• Written request: Return the number of lines in which the word "Investment" appears; add nothing else.

## BEGIN Record set

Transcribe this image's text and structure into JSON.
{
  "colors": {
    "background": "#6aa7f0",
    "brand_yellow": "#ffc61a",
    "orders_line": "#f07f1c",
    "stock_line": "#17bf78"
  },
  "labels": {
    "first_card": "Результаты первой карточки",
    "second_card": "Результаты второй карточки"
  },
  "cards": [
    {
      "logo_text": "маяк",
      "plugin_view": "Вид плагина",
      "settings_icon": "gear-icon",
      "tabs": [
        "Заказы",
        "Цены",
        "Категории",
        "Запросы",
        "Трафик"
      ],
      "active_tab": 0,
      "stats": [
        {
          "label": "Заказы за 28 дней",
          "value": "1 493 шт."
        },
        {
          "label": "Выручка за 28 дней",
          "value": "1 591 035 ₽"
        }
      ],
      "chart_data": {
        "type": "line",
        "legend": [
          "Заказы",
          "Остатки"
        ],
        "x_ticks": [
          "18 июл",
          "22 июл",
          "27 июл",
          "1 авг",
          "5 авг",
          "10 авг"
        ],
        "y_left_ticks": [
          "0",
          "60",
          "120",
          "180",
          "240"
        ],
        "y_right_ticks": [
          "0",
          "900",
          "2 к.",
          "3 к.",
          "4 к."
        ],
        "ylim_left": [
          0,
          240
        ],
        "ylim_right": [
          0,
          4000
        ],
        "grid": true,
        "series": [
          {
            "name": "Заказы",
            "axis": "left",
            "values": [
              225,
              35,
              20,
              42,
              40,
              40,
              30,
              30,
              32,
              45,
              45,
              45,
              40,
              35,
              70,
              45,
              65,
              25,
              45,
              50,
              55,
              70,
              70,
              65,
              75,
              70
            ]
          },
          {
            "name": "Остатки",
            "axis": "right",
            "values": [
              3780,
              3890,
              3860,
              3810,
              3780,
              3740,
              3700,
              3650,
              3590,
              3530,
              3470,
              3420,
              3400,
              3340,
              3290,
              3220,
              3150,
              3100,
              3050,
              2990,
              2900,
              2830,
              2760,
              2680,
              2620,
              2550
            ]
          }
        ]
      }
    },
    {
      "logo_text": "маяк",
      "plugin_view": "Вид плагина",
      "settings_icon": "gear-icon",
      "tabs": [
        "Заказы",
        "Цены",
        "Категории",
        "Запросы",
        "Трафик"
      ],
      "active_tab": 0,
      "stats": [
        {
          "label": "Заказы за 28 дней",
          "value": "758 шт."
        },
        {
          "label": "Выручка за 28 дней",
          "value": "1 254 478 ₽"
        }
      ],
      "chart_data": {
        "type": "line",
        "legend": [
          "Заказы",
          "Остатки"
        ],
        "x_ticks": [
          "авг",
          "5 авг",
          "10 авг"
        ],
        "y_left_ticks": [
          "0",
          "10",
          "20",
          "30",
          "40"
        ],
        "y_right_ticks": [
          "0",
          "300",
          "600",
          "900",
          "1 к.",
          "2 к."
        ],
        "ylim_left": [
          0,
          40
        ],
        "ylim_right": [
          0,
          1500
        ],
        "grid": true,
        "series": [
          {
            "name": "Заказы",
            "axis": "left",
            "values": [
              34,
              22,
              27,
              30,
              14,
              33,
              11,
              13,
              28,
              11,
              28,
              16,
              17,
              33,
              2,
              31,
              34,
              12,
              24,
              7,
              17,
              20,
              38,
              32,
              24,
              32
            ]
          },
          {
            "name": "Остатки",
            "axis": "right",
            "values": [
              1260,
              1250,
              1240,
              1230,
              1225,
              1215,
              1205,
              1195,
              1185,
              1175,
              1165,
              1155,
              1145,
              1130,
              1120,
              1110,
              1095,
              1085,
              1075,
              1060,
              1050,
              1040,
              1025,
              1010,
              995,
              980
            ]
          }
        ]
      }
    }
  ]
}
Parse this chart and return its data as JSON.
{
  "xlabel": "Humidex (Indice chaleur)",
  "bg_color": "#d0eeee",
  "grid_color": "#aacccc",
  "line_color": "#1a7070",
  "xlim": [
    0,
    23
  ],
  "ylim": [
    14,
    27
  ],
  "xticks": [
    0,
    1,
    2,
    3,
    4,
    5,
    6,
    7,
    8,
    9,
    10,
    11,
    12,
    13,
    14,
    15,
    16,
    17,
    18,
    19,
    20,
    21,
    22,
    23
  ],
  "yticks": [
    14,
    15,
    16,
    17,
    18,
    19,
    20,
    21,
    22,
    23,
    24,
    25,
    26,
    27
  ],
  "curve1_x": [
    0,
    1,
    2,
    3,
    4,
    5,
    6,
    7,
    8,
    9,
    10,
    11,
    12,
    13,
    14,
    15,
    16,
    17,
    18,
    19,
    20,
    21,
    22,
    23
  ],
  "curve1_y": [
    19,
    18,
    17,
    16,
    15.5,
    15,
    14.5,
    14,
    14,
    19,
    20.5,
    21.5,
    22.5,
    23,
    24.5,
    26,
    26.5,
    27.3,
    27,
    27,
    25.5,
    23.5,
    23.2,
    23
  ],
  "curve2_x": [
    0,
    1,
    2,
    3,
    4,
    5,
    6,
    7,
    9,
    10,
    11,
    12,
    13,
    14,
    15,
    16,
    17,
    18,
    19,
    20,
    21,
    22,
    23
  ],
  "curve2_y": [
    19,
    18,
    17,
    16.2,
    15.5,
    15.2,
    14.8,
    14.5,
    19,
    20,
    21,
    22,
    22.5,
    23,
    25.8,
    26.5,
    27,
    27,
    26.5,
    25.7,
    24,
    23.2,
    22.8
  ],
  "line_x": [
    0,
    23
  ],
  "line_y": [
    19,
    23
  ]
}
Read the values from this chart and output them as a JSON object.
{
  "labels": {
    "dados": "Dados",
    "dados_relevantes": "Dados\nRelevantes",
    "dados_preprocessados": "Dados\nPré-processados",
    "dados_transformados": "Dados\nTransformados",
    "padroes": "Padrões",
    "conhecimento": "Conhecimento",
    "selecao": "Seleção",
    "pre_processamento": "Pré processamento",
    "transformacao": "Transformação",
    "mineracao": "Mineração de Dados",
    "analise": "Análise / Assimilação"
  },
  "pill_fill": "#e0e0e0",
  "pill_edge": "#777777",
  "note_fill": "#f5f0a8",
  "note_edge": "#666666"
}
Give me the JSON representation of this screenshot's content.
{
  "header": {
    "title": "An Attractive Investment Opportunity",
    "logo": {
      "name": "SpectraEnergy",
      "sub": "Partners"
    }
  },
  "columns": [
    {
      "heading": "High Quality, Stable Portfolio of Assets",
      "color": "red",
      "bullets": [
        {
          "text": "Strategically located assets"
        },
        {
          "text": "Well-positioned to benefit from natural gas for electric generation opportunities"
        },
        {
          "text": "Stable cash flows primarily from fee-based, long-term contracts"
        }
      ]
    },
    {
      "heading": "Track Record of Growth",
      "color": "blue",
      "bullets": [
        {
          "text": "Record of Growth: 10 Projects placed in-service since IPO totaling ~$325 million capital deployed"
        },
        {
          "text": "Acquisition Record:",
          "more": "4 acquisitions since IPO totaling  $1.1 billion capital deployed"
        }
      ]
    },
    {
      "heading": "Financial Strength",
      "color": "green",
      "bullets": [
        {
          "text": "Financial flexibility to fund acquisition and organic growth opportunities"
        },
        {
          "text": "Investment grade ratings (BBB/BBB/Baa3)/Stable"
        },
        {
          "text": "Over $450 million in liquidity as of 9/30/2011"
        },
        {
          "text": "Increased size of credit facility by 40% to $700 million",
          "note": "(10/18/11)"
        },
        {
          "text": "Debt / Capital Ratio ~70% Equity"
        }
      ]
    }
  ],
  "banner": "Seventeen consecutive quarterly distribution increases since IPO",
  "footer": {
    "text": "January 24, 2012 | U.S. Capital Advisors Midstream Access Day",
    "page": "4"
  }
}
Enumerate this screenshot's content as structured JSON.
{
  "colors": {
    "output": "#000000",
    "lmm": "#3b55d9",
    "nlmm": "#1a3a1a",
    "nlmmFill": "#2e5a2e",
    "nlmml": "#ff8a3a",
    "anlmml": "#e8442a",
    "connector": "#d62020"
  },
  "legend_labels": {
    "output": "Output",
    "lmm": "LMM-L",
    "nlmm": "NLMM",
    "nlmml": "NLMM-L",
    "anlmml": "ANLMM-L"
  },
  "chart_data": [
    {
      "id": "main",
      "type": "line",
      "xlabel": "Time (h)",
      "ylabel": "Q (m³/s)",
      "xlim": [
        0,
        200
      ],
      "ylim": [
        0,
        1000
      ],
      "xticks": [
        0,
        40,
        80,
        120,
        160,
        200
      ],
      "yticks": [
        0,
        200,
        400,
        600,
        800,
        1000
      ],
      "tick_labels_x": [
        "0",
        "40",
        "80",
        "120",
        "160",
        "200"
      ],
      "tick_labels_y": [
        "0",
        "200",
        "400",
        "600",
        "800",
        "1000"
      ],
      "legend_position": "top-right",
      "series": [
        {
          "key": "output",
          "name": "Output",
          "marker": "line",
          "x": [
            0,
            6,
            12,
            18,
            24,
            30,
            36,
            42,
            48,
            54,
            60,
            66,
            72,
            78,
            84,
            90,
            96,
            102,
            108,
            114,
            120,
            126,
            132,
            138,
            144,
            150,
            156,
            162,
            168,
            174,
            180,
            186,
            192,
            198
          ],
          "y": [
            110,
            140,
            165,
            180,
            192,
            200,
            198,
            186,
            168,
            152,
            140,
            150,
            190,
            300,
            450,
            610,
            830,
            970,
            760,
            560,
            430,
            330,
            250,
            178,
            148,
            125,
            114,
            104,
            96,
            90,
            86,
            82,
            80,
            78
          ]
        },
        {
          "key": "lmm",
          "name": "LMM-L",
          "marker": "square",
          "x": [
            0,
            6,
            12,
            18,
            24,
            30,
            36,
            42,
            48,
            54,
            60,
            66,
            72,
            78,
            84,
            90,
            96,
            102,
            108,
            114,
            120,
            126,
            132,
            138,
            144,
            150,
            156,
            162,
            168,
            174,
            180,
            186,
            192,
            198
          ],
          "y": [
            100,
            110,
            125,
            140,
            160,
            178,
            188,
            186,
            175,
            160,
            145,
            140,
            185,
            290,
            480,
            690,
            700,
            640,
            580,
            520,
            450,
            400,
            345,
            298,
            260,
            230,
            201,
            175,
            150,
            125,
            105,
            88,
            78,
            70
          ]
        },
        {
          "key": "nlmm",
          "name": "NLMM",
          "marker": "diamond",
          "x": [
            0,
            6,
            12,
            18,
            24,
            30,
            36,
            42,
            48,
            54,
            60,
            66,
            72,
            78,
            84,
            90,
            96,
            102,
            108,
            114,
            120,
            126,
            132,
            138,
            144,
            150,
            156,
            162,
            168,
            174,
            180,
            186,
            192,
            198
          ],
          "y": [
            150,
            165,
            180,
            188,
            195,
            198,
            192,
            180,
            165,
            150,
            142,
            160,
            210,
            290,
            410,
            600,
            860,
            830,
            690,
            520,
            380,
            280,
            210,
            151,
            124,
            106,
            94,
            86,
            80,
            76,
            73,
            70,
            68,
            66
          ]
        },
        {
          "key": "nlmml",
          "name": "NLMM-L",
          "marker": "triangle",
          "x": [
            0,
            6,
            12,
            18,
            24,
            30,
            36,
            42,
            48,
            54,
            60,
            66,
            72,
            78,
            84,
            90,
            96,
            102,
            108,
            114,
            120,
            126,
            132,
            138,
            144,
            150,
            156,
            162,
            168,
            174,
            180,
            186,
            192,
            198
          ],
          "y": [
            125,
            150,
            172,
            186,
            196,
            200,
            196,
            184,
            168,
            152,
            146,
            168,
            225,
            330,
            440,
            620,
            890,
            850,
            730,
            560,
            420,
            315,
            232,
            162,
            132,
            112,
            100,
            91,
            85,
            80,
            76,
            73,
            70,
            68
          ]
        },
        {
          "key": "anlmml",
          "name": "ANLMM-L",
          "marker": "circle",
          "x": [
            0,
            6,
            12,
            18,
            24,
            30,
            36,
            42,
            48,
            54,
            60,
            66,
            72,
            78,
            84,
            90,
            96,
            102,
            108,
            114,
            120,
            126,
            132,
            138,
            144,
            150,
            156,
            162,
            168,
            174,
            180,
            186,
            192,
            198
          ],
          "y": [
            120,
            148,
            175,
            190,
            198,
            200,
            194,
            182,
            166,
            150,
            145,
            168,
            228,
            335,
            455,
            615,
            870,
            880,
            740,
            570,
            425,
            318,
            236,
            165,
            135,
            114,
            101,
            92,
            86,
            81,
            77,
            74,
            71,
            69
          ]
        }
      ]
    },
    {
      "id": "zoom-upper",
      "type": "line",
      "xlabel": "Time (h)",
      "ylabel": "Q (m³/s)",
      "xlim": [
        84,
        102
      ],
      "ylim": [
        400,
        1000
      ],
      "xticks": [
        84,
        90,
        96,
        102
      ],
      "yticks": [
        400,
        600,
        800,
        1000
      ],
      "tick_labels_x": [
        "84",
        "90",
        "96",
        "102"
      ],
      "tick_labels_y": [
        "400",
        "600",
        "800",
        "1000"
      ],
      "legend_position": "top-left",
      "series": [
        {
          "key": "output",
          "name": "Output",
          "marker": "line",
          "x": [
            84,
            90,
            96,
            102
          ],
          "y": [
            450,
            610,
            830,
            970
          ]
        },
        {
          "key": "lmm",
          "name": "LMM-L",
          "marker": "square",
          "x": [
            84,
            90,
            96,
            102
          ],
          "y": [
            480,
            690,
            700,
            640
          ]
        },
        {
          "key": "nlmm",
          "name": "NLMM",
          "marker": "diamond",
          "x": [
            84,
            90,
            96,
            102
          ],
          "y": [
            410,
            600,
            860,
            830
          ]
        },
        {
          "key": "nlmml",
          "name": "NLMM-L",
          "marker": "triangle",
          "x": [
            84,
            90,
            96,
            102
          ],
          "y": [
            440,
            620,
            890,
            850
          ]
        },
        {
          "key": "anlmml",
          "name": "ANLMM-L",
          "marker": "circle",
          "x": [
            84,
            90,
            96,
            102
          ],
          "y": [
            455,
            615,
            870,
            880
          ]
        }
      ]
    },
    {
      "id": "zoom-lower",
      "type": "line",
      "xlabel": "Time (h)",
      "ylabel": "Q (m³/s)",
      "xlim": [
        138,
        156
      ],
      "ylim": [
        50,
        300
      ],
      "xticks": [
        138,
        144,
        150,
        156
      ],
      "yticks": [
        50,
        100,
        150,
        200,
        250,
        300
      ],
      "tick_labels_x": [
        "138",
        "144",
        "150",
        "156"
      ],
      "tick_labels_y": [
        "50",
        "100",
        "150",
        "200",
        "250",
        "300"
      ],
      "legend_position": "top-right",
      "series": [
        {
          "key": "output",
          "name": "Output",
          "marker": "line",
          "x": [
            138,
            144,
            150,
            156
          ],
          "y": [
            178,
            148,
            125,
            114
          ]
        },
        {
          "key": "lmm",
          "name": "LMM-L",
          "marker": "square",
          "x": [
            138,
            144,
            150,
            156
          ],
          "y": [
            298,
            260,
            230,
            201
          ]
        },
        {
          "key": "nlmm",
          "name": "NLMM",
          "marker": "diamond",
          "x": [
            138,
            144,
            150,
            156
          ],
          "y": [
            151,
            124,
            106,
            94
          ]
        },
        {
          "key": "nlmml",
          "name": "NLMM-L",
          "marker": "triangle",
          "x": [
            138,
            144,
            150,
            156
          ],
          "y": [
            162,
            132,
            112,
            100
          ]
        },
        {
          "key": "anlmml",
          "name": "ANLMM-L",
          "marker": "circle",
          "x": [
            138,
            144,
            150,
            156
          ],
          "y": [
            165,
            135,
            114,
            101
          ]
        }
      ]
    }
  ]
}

## END Record set

• Answer: 2